Task objective
Without changing a character, return the entries, but not the images they hold.

------------------------------------

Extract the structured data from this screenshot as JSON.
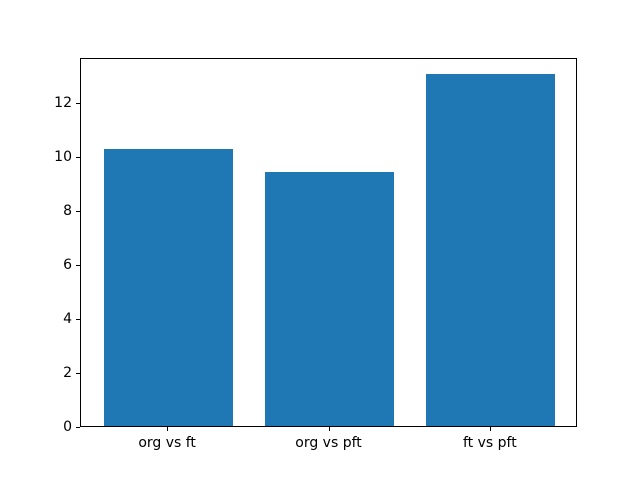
{
  "chart_data": {
    "type": "bar",
    "title": "",
    "xlabel": "",
    "ylabel": "",
    "categories": [
      "org vs ft",
      "org vs pft",
      "ft vs pft"
    ],
    "values": [
      10.25,
      9.4,
      13.05
    ],
    "yticks": [
      0,
      2,
      4,
      6,
      8,
      10,
      12
    ],
    "ylim": [
      0,
      13.67
    ],
    "bar_color": "#1f77b4",
    "axis_color": "#000000",
    "background_color": "#ffffff",
    "grid": false,
    "legend_position": "none"
  }
}
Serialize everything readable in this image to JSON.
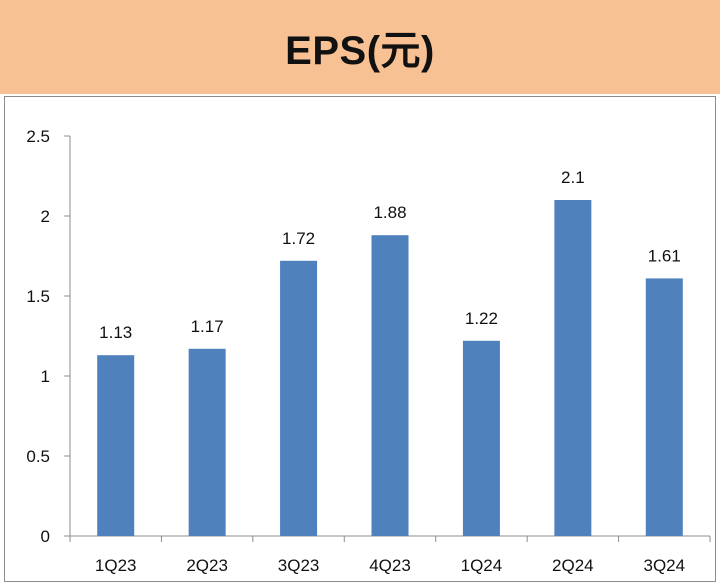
{
  "header": {
    "title": "EPS(元)"
  },
  "colors": {
    "header_bg": "#f8c193",
    "bar": "#4f81bd",
    "axis": "#8c8c8c"
  },
  "chart_data": {
    "type": "bar",
    "title": "EPS(元)",
    "xlabel": "",
    "ylabel": "",
    "categories": [
      "1Q23",
      "2Q23",
      "3Q23",
      "4Q23",
      "1Q24",
      "2Q24",
      "3Q24"
    ],
    "values": [
      1.13,
      1.17,
      1.72,
      1.88,
      1.22,
      2.1,
      1.61
    ],
    "value_labels": [
      "1.13",
      "1.17",
      "1.72",
      "1.88",
      "1.22",
      "2.1",
      "1.61"
    ],
    "ylim": [
      0,
      2.5
    ],
    "yticks": [
      0,
      0.5,
      1,
      1.5,
      2,
      2.5
    ],
    "ytick_labels": [
      "0",
      "0.5",
      "1",
      "1.5",
      "2",
      "2.5"
    ],
    "grid": false,
    "legend": "none"
  }
}
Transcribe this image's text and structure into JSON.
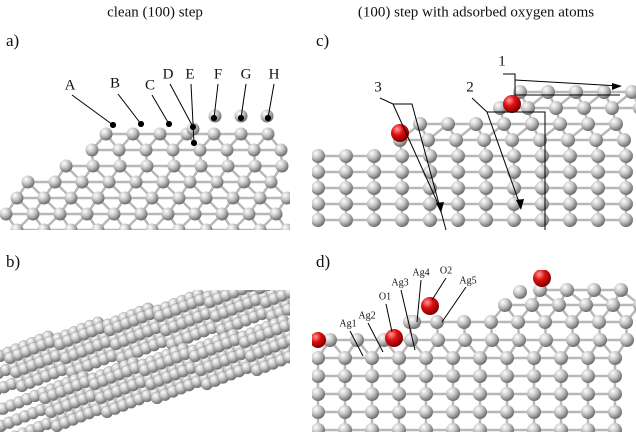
{
  "column_titles": [
    "clean (100) step",
    "(100) step with adsorbed oxygen atoms"
  ],
  "panels": [
    {
      "label": "a)",
      "atom_labels": [
        "A",
        "B",
        "C",
        "D",
        "E",
        "F",
        "G",
        "H"
      ]
    },
    {
      "label": "b)"
    },
    {
      "label": "c)",
      "path_labels": [
        "1",
        "2",
        "3"
      ]
    },
    {
      "label": "d)",
      "atom_labels": [
        "Ag1",
        "Ag2",
        "O1",
        "Ag3",
        "Ag4",
        "O2",
        "Ag5"
      ]
    }
  ]
}
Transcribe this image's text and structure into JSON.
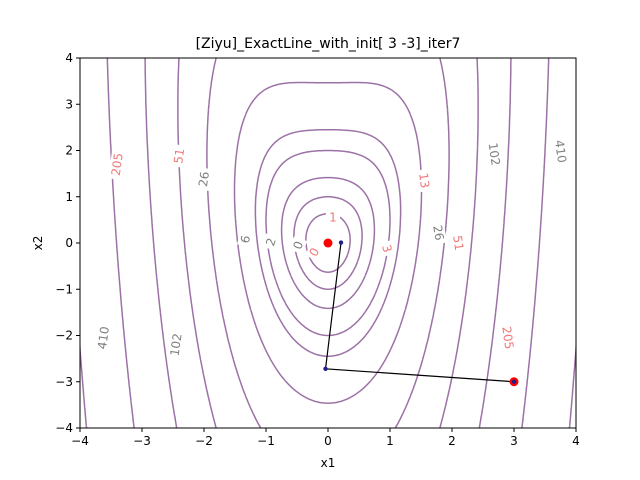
{
  "chart_data": {
    "type": "contour",
    "title": "[Ziyu]_ExactLine_with_init[ 3 -3]_iter7",
    "xlabel": "x1",
    "ylabel": "x2",
    "xlim": [
      -4,
      4
    ],
    "ylim": [
      -4,
      4
    ],
    "xticks": [
      "-4",
      "-3",
      "-2",
      "-1",
      "0",
      "1",
      "2",
      "3",
      "4"
    ],
    "yticks": [
      "-4",
      "-3",
      "-2",
      "-1",
      "0",
      "1",
      "2",
      "3",
      "4"
    ],
    "contour_color": "#9c71a5",
    "contour_levels": [
      0.2,
      0.5,
      1,
      2,
      3,
      6,
      13,
      26,
      51,
      102,
      205,
      410
    ],
    "contour_labels": [
      {
        "text": "1",
        "x": 0.08,
        "y": 0.55,
        "rot": 0,
        "color": "#f07878"
      },
      {
        "text": "0",
        "x": -0.22,
        "y": -0.2,
        "rot": -60,
        "color": "#f07878"
      },
      {
        "text": "0",
        "x": -0.48,
        "y": -0.05,
        "rot": -70,
        "color": "#808080"
      },
      {
        "text": "2",
        "x": -0.92,
        "y": 0.02,
        "rot": -72,
        "color": "#808080"
      },
      {
        "text": "6",
        "x": -1.33,
        "y": 0.08,
        "rot": -75,
        "color": "#808080"
      },
      {
        "text": "3",
        "x": 0.95,
        "y": -0.12,
        "rot": 75,
        "color": "#f07878"
      },
      {
        "text": "13",
        "x": 1.55,
        "y": 1.35,
        "rot": 82,
        "color": "#f07878"
      },
      {
        "text": "26",
        "x": -2.0,
        "y": 1.38,
        "rot": -82,
        "color": "#808080"
      },
      {
        "text": "26",
        "x": 1.78,
        "y": 0.22,
        "rot": 80,
        "color": "#808080"
      },
      {
        "text": "51",
        "x": -2.4,
        "y": 1.88,
        "rot": -82,
        "color": "#f07878"
      },
      {
        "text": "51",
        "x": 2.1,
        "y": 0.0,
        "rot": 82,
        "color": "#f07878"
      },
      {
        "text": "102",
        "x": -2.45,
        "y": -2.2,
        "rot": -82,
        "color": "#808080"
      },
      {
        "text": "102",
        "x": 2.68,
        "y": 1.92,
        "rot": 82,
        "color": "#808080"
      },
      {
        "text": "205",
        "x": -3.4,
        "y": 1.7,
        "rot": -82,
        "color": "#f07878"
      },
      {
        "text": "205",
        "x": 2.9,
        "y": -2.05,
        "rot": 82,
        "color": "#f07878"
      },
      {
        "text": "410",
        "x": -3.62,
        "y": -2.05,
        "rot": -82,
        "color": "#808080"
      },
      {
        "text": "410",
        "x": 3.75,
        "y": 1.98,
        "rot": 82,
        "color": "#808080"
      }
    ],
    "path": {
      "points": [
        [
          3,
          -3
        ],
        [
          -0.04,
          -2.72
        ],
        [
          0.21,
          0.01
        ]
      ],
      "line_color": "#000000",
      "point_color": "#1e1e8c"
    },
    "markers": [
      {
        "name": "start",
        "x": 3,
        "y": -3,
        "color": "#ff0000"
      },
      {
        "name": "minimum",
        "x": 0,
        "y": 0,
        "color": "#ff0000"
      }
    ]
  }
}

------------------------------------

Problem solution
Extract the structured data from this screenshot as JSON.
{
  "chart_data": {
    "type": "bar",
    "title": "",
    "xlabel": "",
    "ylabel": "",
    "categories": [
      "org vs ft",
      "org vs pft",
      "ft vs pft"
    ],
    "values": [
      10.25,
      9.4,
      13.05
    ],
    "yticks": [
      0,
      2,
      4,
      6,
      8,
      10,
      12
    ],
    "ylim": [
      0,
      13.67
    ],
    "bar_color": "#1f77b4",
    "axis_color": "#000000",
    "background_color": "#ffffff",
    "grid": false,
    "legend_position": "none"
  }
}
Serialize everything readable in this image to JSON.
{
  "header": {
    "title": "EPS(元)"
  },
  "colors": {
    "header_bg": "#f8c193",
    "bar": "#4f81bd",
    "axis": "#8c8c8c"
  },
  "chart_data": {
    "type": "bar",
    "title": "EPS(元)",
    "xlabel": "",
    "ylabel": "",
    "categories": [
      "1Q23",
      "2Q23",
      "3Q23",
      "4Q23",
      "1Q24",
      "2Q24",
      "3Q24"
    ],
    "values": [
      1.13,
      1.17,
      1.72,
      1.88,
      1.22,
      2.1,
      1.61
    ],
    "value_labels": [
      "1.13",
      "1.17",
      "1.72",
      "1.88",
      "1.22",
      "2.1",
      "1.61"
    ],
    "ylim": [
      0,
      2.5
    ],
    "yticks": [
      0,
      0.5,
      1,
      1.5,
      2,
      2.5
    ],
    "ytick_labels": [
      "0",
      "0.5",
      "1",
      "1.5",
      "2",
      "2.5"
    ],
    "grid": false,
    "legend": "none"
  }
}
Transcribe this image's text and structure into JSON.
{
  "column_titles": [
    "clean (100) step",
    "(100) step with adsorbed oxygen atoms"
  ],
  "panels": [
    {
      "label": "a)",
      "atom_labels": [
        "A",
        "B",
        "C",
        "D",
        "E",
        "F",
        "G",
        "H"
      ]
    },
    {
      "label": "b)"
    },
    {
      "label": "c)",
      "path_labels": [
        "1",
        "2",
        "3"
      ]
    },
    {
      "label": "d)",
      "atom_labels": [
        "Ag1",
        "Ag2",
        "O1",
        "Ag3",
        "Ag4",
        "O2",
        "Ag5"
      ]
    }
  ]
}
Transcribe this image's text and structure into JSON.
{
  "chart_data": {
    "type": "contour",
    "title": "[Ziyu]_ExactLine_with_init[ 3 -3]_iter7",
    "xlabel": "x1",
    "ylabel": "x2",
    "xlim": [
      -4,
      4
    ],
    "ylim": [
      -4,
      4
    ],
    "xticks": [
      "-4",
      "-3",
      "-2",
      "-1",
      "0",
      "1",
      "2",
      "3",
      "4"
    ],
    "yticks": [
      "-4",
      "-3",
      "-2",
      "-1",
      "0",
      "1",
      "2",
      "3",
      "4"
    ],
    "contour_color": "#9c71a5",
    "contour_levels": [
      0.2,
      0.5,
      1,
      2,
      3,
      6,
      13,
      26,
      51,
      102,
      205,
      410
    ],
    "contour_labels": [
      {
        "text": "1",
        "x": 0.08,
        "y": 0.55,
        "rot": 0,
        "color": "#f07878"
      },
      {
        "text": "0",
        "x": -0.22,
        "y": -0.2,
        "rot": -60,
        "color": "#f07878"
      },
      {
        "text": "0",
        "x": -0.48,
        "y": -0.05,
        "rot": -70,
        "color": "#808080"
      },
      {
        "text": "2",
        "x": -0.92,
        "y": 0.02,
        "rot": -72,
        "color": "#808080"
      },
      {
        "text": "6",
        "x": -1.33,
        "y": 0.08,
        "rot": -75,
        "color": "#808080"
      },
      {
        "text": "3",
        "x": 0.95,
        "y": -0.12,
        "rot": 75,
        "color": "#f07878"
      },
      {
        "text": "13",
        "x": 1.55,
        "y": 1.35,
        "rot": 82,
        "color": "#f07878"
      },
      {
        "text": "26",
        "x": -2.0,
        "y": 1.38,
        "rot": -82,
        "color": "#808080"
      },
      {
        "text": "26",
        "x": 1.78,
        "y": 0.22,
        "rot": 80,
        "color": "#808080"
      },
      {
        "text": "51",
        "x": -2.4,
        "y": 1.88,
        "rot": -82,
        "color": "#f07878"
      },
      {
        "text": "51",
        "x": 2.1,
        "y": 0.0,
        "rot": 82,
        "color": "#f07878"
      },
      {
        "text": "102",
        "x": -2.45,
        "y": -2.2,
        "rot": -82,
        "color": "#808080"
      },
      {
        "text": "102",
        "x": 2.68,
        "y": 1.92,
        "rot": 82,
        "color": "#808080"
      },
      {
        "text": "205",
        "x": -3.4,
        "y": 1.7,
        "rot": -82,
        "color": "#f07878"
      },
      {
        "text": "205",
        "x": 2.9,
        "y": -2.05,
        "rot": 82,
        "color": "#f07878"
      },
      {
        "text": "410",
        "x": -3.62,
        "y": -2.05,
        "rot": -82,
        "color": "#808080"
      },
      {
        "text": "410",
        "x": 3.75,
        "y": 1.98,
        "rot": 82,
        "color": "#808080"
      }
    ],
    "path": {
      "points": [
        [
          3,
          -3
        ],
        [
          -0.04,
          -2.72
        ],
        [
          0.21,
          0.01
        ]
      ],
      "line_color": "#000000",
      "point_color": "#1e1e8c"
    },
    "markers": [
      {
        "name": "start",
        "x": 3,
        "y": -3,
        "color": "#ff0000"
      },
      {
        "name": "minimum",
        "x": 0,
        "y": 0,
        "color": "#ff0000"
      }
    ]
  }
}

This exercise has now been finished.